■ Stored rows

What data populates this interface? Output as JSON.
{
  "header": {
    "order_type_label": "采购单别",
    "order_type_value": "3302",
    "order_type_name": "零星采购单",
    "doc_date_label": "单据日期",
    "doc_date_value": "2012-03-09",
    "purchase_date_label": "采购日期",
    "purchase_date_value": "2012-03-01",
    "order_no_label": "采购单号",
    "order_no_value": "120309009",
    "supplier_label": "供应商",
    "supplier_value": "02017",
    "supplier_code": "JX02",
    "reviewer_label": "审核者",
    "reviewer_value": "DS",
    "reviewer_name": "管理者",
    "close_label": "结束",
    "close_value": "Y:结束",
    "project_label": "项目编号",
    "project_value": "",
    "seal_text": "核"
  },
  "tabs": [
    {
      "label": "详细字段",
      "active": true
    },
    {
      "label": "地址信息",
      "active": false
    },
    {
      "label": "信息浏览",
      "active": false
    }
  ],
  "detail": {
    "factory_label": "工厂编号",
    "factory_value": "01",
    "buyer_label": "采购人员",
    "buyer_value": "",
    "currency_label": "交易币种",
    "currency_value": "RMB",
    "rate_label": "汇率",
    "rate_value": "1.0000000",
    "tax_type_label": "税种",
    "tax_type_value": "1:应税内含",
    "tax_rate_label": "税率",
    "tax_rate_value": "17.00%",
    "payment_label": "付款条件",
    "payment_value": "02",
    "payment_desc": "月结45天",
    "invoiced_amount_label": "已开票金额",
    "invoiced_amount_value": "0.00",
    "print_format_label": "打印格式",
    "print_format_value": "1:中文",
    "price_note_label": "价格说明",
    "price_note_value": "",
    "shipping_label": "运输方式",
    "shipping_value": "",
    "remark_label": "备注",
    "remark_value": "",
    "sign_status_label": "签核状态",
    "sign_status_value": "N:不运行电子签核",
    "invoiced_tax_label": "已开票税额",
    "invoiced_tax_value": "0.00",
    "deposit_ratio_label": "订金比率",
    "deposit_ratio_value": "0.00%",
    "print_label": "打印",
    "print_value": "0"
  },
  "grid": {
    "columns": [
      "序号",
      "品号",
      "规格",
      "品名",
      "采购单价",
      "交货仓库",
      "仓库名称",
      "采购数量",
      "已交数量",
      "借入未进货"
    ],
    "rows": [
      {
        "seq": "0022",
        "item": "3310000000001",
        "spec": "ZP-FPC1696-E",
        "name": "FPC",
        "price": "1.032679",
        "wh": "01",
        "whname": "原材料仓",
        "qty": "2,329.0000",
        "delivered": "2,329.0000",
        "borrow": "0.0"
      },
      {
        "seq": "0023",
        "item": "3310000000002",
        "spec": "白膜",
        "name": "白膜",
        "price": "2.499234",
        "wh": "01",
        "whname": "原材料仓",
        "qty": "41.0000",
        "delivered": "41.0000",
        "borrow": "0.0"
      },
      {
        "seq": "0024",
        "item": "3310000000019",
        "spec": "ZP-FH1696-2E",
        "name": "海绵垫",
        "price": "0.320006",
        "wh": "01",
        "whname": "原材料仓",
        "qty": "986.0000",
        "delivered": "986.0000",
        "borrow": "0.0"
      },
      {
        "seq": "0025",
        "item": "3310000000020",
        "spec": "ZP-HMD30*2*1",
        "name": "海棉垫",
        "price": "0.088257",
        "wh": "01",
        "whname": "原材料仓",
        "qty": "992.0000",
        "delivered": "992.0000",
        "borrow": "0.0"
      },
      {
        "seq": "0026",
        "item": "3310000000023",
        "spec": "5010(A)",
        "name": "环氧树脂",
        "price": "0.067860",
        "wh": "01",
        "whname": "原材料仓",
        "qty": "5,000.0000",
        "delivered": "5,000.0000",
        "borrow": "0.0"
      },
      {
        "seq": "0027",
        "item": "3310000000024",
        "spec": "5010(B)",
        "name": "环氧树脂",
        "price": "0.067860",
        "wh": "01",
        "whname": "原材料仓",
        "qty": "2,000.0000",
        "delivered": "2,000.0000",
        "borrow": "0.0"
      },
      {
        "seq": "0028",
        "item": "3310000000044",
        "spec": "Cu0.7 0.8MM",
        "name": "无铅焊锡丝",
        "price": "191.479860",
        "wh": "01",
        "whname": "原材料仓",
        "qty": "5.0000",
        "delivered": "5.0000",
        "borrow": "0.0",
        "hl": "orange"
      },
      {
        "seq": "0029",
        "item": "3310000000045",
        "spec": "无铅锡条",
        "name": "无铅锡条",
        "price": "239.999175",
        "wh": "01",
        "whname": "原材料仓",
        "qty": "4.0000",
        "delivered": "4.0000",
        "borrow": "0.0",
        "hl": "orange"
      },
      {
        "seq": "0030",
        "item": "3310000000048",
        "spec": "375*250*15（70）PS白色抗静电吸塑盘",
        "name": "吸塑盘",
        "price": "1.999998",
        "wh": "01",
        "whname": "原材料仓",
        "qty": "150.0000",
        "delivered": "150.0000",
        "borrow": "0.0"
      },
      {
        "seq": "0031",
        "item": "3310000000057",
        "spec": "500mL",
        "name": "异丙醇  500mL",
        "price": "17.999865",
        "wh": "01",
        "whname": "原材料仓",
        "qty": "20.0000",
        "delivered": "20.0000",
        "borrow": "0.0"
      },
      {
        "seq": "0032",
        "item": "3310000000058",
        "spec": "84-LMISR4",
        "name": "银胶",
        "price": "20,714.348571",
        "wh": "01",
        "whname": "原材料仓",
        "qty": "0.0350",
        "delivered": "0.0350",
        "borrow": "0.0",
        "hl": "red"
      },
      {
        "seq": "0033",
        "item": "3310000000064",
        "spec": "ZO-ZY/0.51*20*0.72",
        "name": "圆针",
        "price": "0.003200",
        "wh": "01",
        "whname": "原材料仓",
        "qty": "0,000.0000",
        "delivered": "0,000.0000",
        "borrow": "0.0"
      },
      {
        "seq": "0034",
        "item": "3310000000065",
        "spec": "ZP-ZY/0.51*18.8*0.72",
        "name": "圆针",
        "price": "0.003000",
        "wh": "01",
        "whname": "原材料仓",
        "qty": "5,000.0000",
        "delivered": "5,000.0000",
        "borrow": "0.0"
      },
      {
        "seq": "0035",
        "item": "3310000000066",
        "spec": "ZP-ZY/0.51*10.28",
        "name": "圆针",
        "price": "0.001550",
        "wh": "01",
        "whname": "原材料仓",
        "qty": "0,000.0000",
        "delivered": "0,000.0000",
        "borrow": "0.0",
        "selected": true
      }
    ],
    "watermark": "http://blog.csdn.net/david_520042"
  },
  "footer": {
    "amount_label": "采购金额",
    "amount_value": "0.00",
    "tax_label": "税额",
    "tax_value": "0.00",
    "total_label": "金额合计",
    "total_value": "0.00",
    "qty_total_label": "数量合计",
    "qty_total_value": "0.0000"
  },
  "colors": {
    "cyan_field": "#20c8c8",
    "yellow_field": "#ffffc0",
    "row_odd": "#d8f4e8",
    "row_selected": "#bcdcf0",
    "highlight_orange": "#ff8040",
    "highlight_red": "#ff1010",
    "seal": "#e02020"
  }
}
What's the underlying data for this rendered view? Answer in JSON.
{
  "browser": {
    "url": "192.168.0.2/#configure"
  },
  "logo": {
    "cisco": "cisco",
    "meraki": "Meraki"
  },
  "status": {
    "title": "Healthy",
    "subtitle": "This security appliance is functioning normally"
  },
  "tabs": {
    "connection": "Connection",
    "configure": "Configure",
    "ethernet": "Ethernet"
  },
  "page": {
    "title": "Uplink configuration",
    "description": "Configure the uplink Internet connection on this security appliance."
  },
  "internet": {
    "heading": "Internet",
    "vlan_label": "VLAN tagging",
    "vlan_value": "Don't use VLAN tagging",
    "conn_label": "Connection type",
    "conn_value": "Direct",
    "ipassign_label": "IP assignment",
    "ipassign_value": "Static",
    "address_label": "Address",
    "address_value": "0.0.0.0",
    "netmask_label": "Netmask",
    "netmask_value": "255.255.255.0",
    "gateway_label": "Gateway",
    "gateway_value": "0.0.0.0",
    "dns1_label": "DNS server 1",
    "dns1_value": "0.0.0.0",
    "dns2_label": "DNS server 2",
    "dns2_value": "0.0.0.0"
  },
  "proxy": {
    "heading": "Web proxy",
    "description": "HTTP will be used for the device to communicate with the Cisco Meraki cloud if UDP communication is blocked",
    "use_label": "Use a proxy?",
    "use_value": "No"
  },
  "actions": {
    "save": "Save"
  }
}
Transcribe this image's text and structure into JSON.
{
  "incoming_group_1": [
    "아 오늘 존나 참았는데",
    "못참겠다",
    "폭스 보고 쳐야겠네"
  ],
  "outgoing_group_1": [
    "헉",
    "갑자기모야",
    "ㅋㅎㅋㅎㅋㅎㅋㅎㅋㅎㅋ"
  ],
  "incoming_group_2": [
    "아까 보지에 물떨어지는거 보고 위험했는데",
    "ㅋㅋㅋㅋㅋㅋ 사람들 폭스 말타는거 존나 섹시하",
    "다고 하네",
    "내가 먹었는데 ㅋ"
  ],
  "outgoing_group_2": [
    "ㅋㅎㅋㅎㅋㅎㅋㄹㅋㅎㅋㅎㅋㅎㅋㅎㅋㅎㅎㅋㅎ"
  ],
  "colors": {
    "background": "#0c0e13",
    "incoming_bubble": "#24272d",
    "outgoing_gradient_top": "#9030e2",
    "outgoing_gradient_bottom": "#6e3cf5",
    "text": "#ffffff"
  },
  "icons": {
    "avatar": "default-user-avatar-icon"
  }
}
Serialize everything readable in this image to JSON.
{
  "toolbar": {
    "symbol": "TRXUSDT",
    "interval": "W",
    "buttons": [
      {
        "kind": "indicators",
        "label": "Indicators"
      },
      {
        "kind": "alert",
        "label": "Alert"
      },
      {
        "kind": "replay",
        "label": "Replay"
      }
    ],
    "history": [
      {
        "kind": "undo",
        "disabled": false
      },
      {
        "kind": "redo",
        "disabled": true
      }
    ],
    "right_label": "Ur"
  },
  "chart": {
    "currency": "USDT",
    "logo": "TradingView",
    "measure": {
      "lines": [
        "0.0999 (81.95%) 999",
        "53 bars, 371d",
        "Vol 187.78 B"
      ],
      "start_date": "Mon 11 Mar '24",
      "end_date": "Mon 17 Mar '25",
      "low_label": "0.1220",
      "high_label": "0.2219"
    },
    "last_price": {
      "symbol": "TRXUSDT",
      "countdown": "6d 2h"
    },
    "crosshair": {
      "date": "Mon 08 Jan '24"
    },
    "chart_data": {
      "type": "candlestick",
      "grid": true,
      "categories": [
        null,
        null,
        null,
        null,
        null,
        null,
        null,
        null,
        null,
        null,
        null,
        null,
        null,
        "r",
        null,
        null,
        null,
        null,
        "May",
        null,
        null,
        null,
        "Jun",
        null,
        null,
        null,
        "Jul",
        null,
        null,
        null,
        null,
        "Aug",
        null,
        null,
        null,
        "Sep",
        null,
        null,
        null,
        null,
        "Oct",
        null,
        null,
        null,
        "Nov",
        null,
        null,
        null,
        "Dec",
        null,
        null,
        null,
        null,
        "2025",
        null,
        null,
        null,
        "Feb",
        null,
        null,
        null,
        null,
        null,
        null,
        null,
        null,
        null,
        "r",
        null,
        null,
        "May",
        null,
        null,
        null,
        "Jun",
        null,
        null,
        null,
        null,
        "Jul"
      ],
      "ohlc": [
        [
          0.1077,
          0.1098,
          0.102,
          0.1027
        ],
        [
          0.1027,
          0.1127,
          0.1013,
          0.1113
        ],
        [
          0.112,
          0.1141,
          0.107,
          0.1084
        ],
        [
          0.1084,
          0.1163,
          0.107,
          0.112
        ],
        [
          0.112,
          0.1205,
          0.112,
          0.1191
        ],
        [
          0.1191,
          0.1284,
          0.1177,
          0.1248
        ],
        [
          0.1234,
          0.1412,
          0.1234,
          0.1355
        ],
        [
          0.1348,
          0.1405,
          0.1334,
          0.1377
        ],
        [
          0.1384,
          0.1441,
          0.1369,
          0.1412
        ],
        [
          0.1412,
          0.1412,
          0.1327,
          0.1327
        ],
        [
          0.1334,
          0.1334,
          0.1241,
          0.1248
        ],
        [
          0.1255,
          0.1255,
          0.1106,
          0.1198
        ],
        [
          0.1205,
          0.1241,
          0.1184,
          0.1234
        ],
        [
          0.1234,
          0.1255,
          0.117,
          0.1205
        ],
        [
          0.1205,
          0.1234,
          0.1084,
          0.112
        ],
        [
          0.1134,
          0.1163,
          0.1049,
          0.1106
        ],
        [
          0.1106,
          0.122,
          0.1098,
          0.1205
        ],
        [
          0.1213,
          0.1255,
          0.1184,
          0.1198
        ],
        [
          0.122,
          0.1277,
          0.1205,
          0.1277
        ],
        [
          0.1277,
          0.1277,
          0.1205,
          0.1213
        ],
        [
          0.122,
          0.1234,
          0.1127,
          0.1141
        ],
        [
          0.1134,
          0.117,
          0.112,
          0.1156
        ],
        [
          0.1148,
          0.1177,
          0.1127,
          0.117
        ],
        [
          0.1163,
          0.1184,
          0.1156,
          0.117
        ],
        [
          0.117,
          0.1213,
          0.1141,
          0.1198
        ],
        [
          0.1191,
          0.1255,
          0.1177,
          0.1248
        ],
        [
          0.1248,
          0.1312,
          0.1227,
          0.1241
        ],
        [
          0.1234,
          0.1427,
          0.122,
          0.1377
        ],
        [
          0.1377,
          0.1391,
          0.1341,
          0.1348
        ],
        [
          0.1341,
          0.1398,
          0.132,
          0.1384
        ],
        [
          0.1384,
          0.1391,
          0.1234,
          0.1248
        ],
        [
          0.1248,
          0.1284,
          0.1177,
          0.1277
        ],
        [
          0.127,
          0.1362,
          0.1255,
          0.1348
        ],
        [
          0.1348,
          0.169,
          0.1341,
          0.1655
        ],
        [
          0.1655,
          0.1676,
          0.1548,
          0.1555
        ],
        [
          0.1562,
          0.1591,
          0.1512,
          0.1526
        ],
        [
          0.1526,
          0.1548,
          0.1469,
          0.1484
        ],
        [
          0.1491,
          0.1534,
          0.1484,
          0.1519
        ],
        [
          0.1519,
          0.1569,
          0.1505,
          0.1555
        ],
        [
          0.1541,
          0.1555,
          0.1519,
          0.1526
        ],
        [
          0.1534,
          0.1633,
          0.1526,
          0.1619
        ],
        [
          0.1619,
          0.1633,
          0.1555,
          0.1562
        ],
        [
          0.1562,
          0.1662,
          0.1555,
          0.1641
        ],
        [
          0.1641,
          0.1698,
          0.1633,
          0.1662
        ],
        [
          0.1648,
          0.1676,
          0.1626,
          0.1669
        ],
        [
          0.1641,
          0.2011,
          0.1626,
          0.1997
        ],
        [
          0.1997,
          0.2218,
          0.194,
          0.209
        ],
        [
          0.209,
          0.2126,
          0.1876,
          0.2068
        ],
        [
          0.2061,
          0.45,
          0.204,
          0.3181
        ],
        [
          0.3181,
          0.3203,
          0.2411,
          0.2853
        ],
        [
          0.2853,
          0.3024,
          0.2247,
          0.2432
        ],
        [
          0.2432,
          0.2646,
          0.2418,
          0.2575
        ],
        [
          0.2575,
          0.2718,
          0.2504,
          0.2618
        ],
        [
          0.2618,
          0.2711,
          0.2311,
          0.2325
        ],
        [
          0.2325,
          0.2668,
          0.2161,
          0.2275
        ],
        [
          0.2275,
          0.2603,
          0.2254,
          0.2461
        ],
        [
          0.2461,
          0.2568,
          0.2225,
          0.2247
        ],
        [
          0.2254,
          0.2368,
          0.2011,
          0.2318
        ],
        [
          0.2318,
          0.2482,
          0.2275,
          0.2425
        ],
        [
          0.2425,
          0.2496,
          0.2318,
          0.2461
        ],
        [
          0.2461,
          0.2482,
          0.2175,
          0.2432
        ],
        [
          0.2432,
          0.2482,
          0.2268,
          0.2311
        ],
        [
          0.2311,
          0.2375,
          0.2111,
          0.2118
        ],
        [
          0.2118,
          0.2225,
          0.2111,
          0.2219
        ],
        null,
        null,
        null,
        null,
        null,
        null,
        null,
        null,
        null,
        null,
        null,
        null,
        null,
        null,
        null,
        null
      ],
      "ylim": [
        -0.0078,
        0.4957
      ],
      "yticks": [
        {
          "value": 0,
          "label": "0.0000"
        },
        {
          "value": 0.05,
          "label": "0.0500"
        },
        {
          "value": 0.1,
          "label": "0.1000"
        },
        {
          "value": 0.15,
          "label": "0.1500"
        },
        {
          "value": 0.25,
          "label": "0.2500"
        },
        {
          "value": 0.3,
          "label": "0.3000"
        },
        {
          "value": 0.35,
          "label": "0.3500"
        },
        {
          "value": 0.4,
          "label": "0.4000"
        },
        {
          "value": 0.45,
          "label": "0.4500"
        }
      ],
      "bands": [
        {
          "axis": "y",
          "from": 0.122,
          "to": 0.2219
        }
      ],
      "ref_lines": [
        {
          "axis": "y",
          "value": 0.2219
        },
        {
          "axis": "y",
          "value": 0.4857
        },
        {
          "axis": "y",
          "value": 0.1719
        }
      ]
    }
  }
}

■ Work instructions
Look over the listing above. Pick out and copy every line that includes "proxy".

■ Output for this exercise
  "proxy": {
    "heading": "Web proxy",
    "use_label": "Use a proxy?",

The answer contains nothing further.